►

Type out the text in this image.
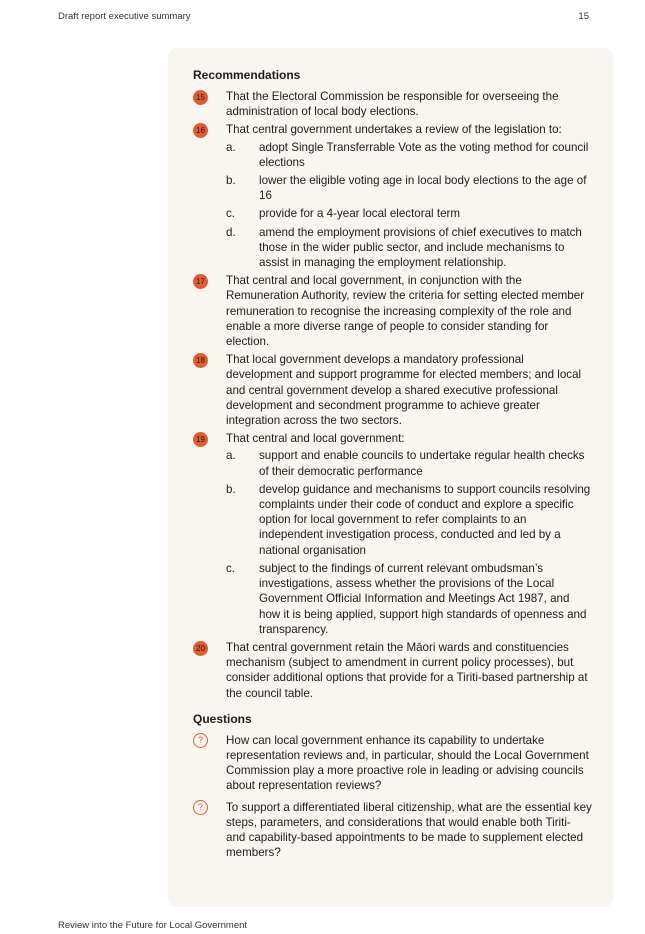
Draft report executive summary	15
Recommendations
15 That the Electoral Commission be responsible for overseeing the administration of local body elections.
16 That central government undertakes a review of the legislation to:
a. adopt Single Transferrable Vote as the voting method for council elections
b. lower the eligible voting age in local body elections to the age of 16
c. provide for a 4-year local electoral term
d. amend the employment provisions of chief executives to match those in the wider public sector, and include mechanisms to assist in managing the employment relationship.
17 That central and local government, in conjunction with the Remuneration Authority, review the criteria for setting elected member remuneration to recognise the increasing complexity of the role and enable a more diverse range of people to consider standing for election.
18 That local government develops a mandatory professional development and support programme for elected members; and local and central government develop a shared executive professional development and secondment programme to achieve greater integration across the two sectors.
19 That central and local government:
a. support and enable councils to undertake regular health checks of their democratic performance
b. develop guidance and mechanisms to support councils resolving complaints under their code of conduct and explore a specific option for local government to refer complaints to an independent investigation process, conducted and led by a national organisation
c. subject to the findings of current relevant ombudsman’s investigations, assess whether the provisions of the Local Government Official Information and Meetings Act 1987, and how it is being applied, support high standards of openness and transparency.
20 That central government retain the Māori wards and constituencies mechanism (subject to amendment in current policy processes), but consider additional options that provide for a Tiriti-based partnership at the council table.
Questions
?	How can local government enhance its capability to undertake representation reviews and, in particular, should the Local Government Commission play a more proactive role in leading or advising councils about representation reviews?
?	To support a differentiated liberal citizenship, what are the essential key steps, parameters, and considerations that would enable both Tiriti- and capability-based appointments to be made to supplement elected members?
Review into the Future for Local Government
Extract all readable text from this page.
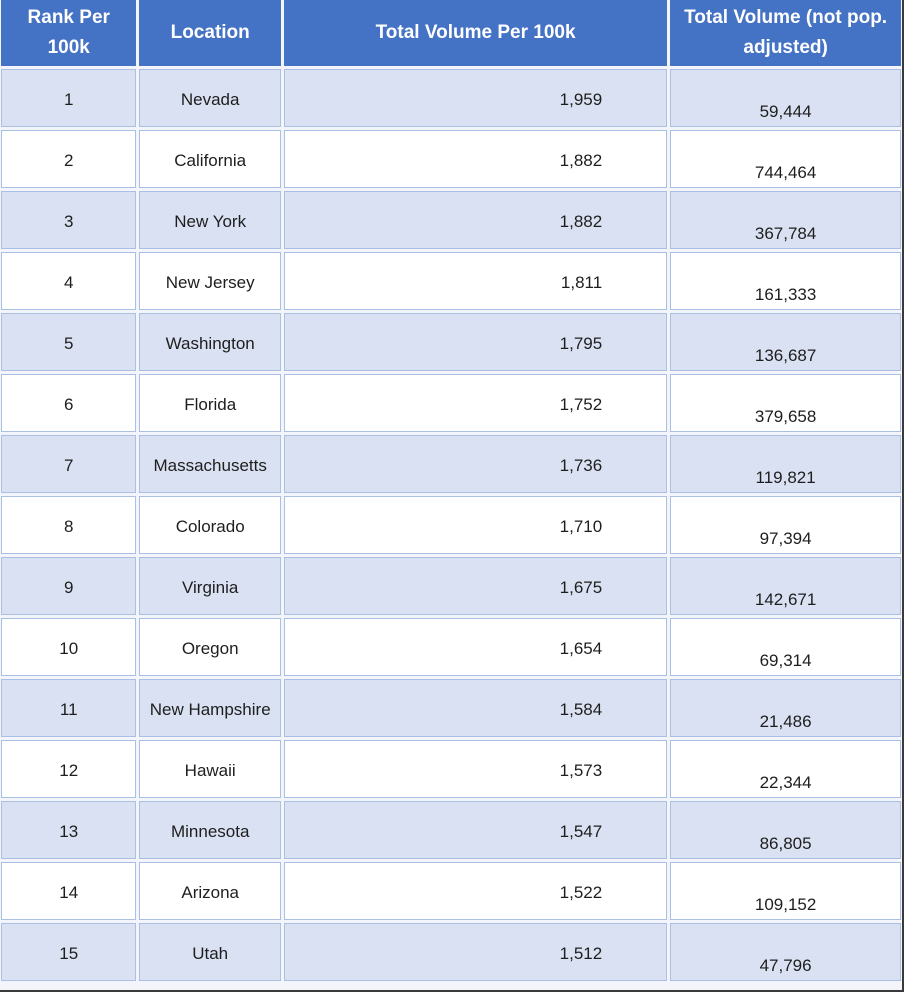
Rank Per 100k	Location	Total Volume Per 100k	Total Volume (not pop. adjusted)
1	Nevada	1,959	59,444
2	California	1,882	744,464
3	New York	1,882	367,784
4	New Jersey	1,811	161,333
5	Washington	1,795	136,687
6	Florida	1,752	379,658
7	Massachusetts	1,736	119,821
8	Colorado	1,710	97,394
9	Virginia	1,675	142,671
10	Oregon	1,654	69,314
11	New Hampshire	1,584	21,486
12	Hawaii	1,573	22,344
13	Minnesota	1,547	86,805
14	Arizona	1,522	109,152
15	Utah	1,512	47,796
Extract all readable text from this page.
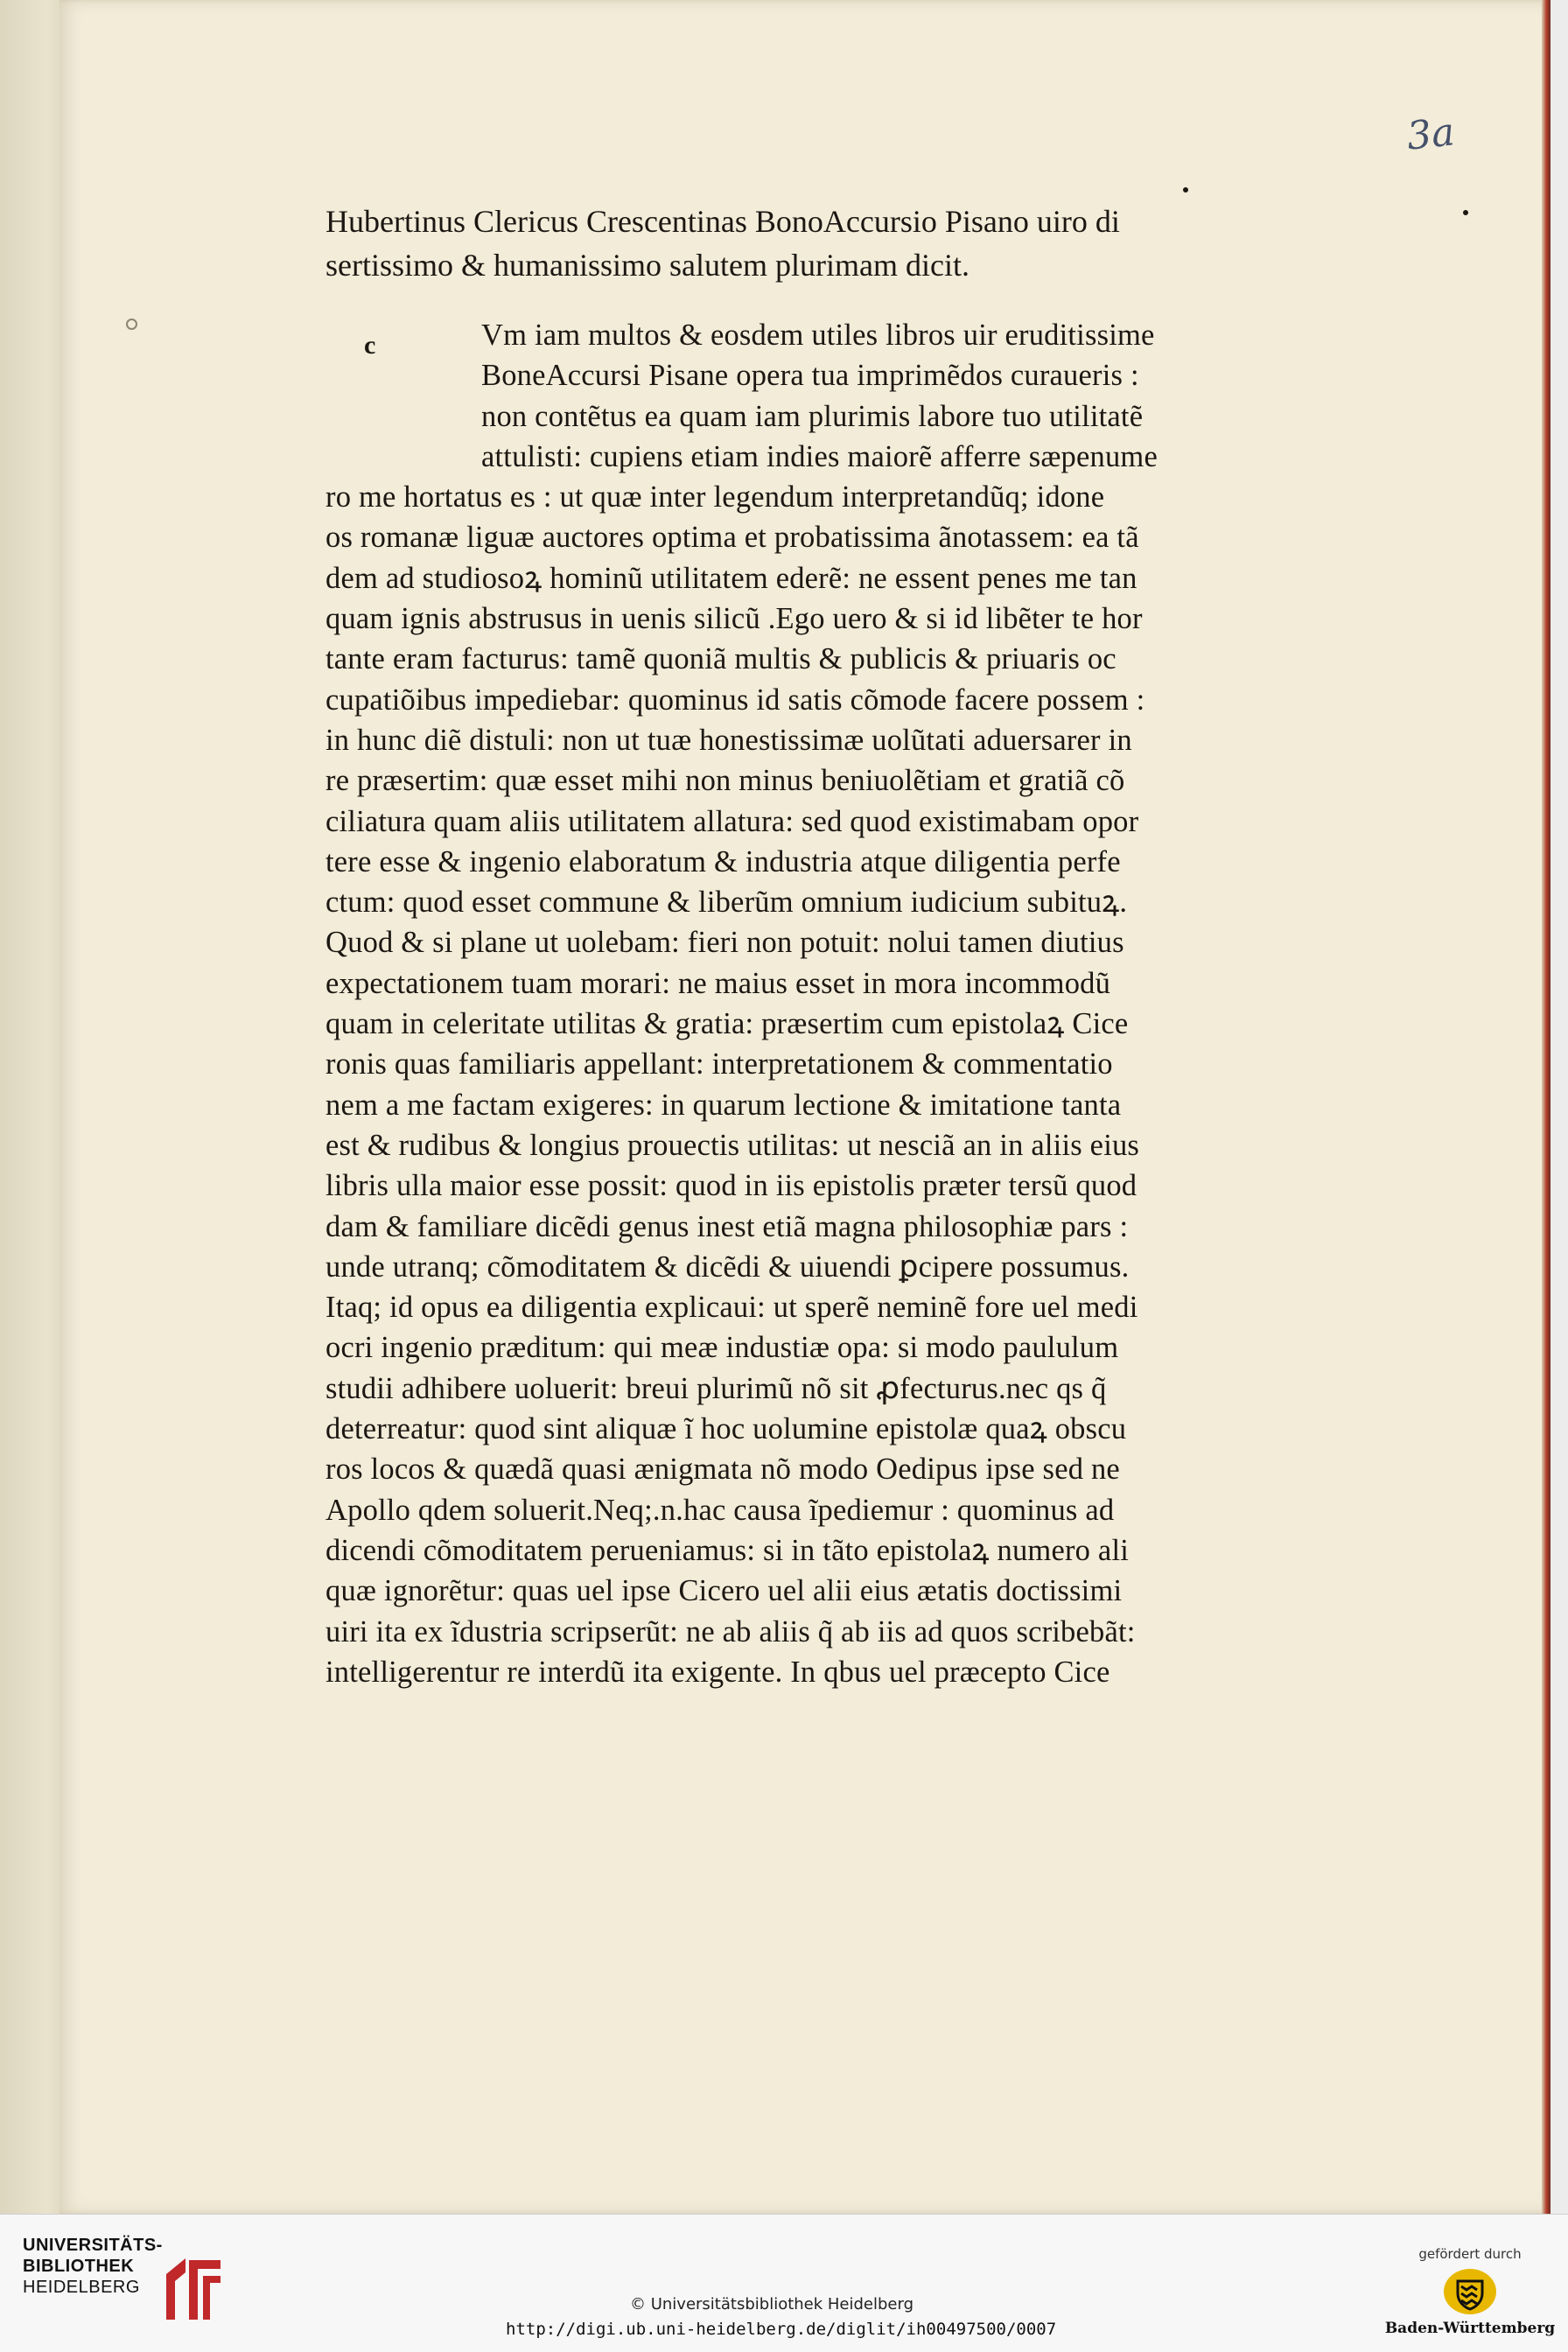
3a
Hubertinus Clericus Crescentinas BonoAccursio Pisano uiro di
sertissimo & humanissimo salutem plurimam dicit.
c	Vm iam multos & eosdem utiles libros uir eruditissime
BoneAccursi Pisane opera tua imprimẽdos curaueris :
non contẽtus ea quam iam plurimis labore tuo utilitatẽ
attulisti: cupiens etiam indies maiorẽ afferre sæpenume
ro me hortatus es : ut quæ inter legendum interpretandũq; idone
os romanæ liguæ auctores optima et probatissima ãnotassem: ea tã
dem ad studiosoꝝ hominũ utilitatem ederẽ: ne essent penes me tan
quam ignis abstrusus in uenis silicũ .Ego uero & si id libẽter te hor
tante eram facturus: tamẽ quoniã multis & publicis & priuaris oc
cupatiõibus impediebar: quominus id satis cõmode facere possem :
in hunc diẽ distuli: non ut tuæ honestissimæ uolũtati aduersarer in
re præsertim: quæ esset mihi non minus beniuolẽtiam et gratiã cõ
ciliatura quam aliis utilitatem allatura: sed quod existimabam opor
tere esse & ingenio elaboratum & industria atque diligentia perfe
ctum: quod esset commune & liberũm omnium iudicium subituꝝ.
Quod & si plane ut uolebam: fieri non potuit: nolui tamen diutius
expectationem tuam morari: ne maius esset in mora incommodũ
quam in celeritate utilitas & gratia: præsertim cum epistolaꝝ Cice
ronis quas familiaris appellant: interpretationem & commentatio
nem a me factam exigeres: in quarum lectione & imitatione tanta
est & rudibus & longius prouectis utilitas: ut nesciã an in aliis eius
libris ulla maior esse possit: quod in iis epistolis præter tersũ quod
dam & familiare dicẽdi genus inest etiã magna philosophiæ pars :
unde utranq; cõmoditatem & dicẽdi & uiuendi ꝑcipere possumus.
Itaq; id opus ea diligentia explicaui: ut sperẽ neminẽ fore uel medi
ocri ingenio præditum: qui meæ industiæ opa: si modo paululum
studii adhibere uoluerit: breui plurimũ nõ sit ꝓfecturus.nec qs q̃
deterreatur: quod sint aliquæ ĩ hoc uolumine epistolæ quaꝝ obscu
ros locos & quædã quasi ænigmata nõ modo Oedipus ipse sed ne
Apollo qdem soluerit.Neq;.n.hac causa ĩpediemur : quominus ad
dicendi cõmoditatem perueniamus: si in tãto epistolaꝝ numero ali
quæ ignorẽtur: quas uel ipse Cicero uel alii eius ætatis doctissimi
uiri ita ex ĩdustria scripserũt: ne ab aliis q̃ ab iis ad quos scribebãt:
intelligerentur re interdũ ita exigente. In qbus uel præcepto Cice
UNIVERSITÄTS-
BIBLIOTHEK
HEIDELBERG
© Universitätsbibliothek Heidelberg
http://digi.ub.uni-heidelberg.de/diglit/ih00497500/0007
gefördert durch
Baden-Württemberg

◄

What is being asked =
Retype the data above exactly; pictures are not part of the copy.

Exercise output =
Type out the text in this image.
Draft report executive summary	15
Recommendations
15 That the Electoral Commission be responsible for overseeing the administration of local body elections.
16 That central government undertakes a review of the legislation to:
a. adopt Single Transferrable Vote as the voting method for council elections
b. lower the eligible voting age in local body elections to the age of 16
c. provide for a 4-year local electoral term
d. amend the employment provisions of chief executives to match those in the wider public sector, and include mechanisms to assist in managing the employment relationship.
17 That central and local government, in conjunction with the Remuneration Authority, review the criteria for setting elected member remuneration to recognise the increasing complexity of the role and enable a more diverse range of people to consider standing for election.
18 That local government develops a mandatory professional development and support programme for elected members; and local and central government develop a shared executive professional development and secondment programme to achieve greater integration across the two sectors.
19 That central and local government:
a. support and enable councils to undertake regular health checks of their democratic performance
b. develop guidance and mechanisms to support councils resolving complaints under their code of conduct and explore a specific option for local government to refer complaints to an independent investigation process, conducted and led by a national organisation
c. subject to the findings of current relevant ombudsman’s investigations, assess whether the provisions of the Local Government Official Information and Meetings Act 1987, and how it is being applied, support high standards of openness and transparency.
20 That central government retain the Māori wards and constituencies mechanism (subject to amendment in current policy processes), but consider additional options that provide for a Tiriti-based partnership at the council table.
Questions
?	How can local government enhance its capability to undertake representation reviews and, in particular, should the Local Government Commission play a more proactive role in leading or advising councils about representation reviews?
?	To support a differentiated liberal citizenship, what are the essential key steps, parameters, and considerations that would enable both Tiriti- and capability-based appointments to be made to supplement elected members?
Review into the Future for Local Government
Extract all readable text from this page.
Rank Per 100k	Location	Total Volume Per 100k	Total Volume (not pop. adjusted)
1	Nevada	1,959	59,444
2	California	1,882	744,464
3	New York	1,882	367,784
4	New Jersey	1,811	161,333
5	Washington	1,795	136,687
6	Florida	1,752	379,658
7	Massachusetts	1,736	119,821
8	Colorado	1,710	97,394
9	Virginia	1,675	142,671
10	Oregon	1,654	69,314
11	New Hampshire	1,584	21,486
12	Hawaii	1,573	22,344
13	Minnesota	1,547	86,805
14	Arizona	1,522	109,152
15	Utah	1,512	47,796
Extract all readable text from this page.
3a
Hubertinus Clericus Crescentinas BonoAccursio Pisano uiro di
sertissimo & humanissimo salutem plurimam dicit.
c	Vm iam multos & eosdem utiles libros uir eruditissime
BoneAccursi Pisane opera tua imprimẽdos curaueris :
non contẽtus ea quam iam plurimis labore tuo utilitatẽ
attulisti: cupiens etiam indies maiorẽ afferre sæpenume
ro me hortatus es : ut quæ inter legendum interpretandũq; idone
os romanæ liguæ auctores optima et probatissima ãnotassem: ea tã
dem ad studiosoꝝ hominũ utilitatem ederẽ: ne essent penes me tan
quam ignis abstrusus in uenis silicũ .Ego uero & si id libẽter te hor
tante eram facturus: tamẽ quoniã multis & publicis & priuaris oc
cupatiõibus impediebar: quominus id satis cõmode facere possem :
in hunc diẽ distuli: non ut tuæ honestissimæ uolũtati aduersarer in
re præsertim: quæ esset mihi non minus beniuolẽtiam et gratiã cõ
ciliatura quam aliis utilitatem allatura: sed quod existimabam opor
tere esse & ingenio elaboratum & industria atque diligentia perfe
ctum: quod esset commune & liberũm omnium iudicium subituꝝ.
Quod & si plane ut uolebam: fieri non potuit: nolui tamen diutius
expectationem tuam morari: ne maius esset in mora incommodũ
quam in celeritate utilitas & gratia: præsertim cum epistolaꝝ Cice
ronis quas familiaris appellant: interpretationem & commentatio
nem a me factam exigeres: in quarum lectione & imitatione tanta
est & rudibus & longius prouectis utilitas: ut nesciã an in aliis eius
libris ulla maior esse possit: quod in iis epistolis præter tersũ quod
dam & familiare dicẽdi genus inest etiã magna philosophiæ pars :
unde utranq; cõmoditatem & dicẽdi & uiuendi ꝑcipere possumus.
Itaq; id opus ea diligentia explicaui: ut sperẽ neminẽ fore uel medi
ocri ingenio præditum: qui meæ industiæ opa: si modo paululum
studii adhibere uoluerit: breui plurimũ nõ sit ꝓfecturus.nec qs q̃
deterreatur: quod sint aliquæ ĩ hoc uolumine epistolæ quaꝝ obscu
ros locos & quædã quasi ænigmata nõ modo Oedipus ipse sed ne
Apollo qdem soluerit.Neq;.n.hac causa ĩpediemur : quominus ad
dicendi cõmoditatem perueniamus: si in tãto epistolaꝝ numero ali
quæ ignorẽtur: quas uel ipse Cicero uel alii eius ætatis doctissimi
uiri ita ex ĩdustria scripserũt: ne ab aliis q̃ ab iis ad quos scribebãt:
intelligerentur re interdũ ita exigente. In qbus uel præcepto Cice
UNIVERSITÄTS-
BIBLIOTHEK
HEIDELBERG
© Universitätsbibliothek Heidelberg
http://digi.ub.uni-heidelberg.de/diglit/ih00497500/0007
gefördert durch
Baden-Württemberg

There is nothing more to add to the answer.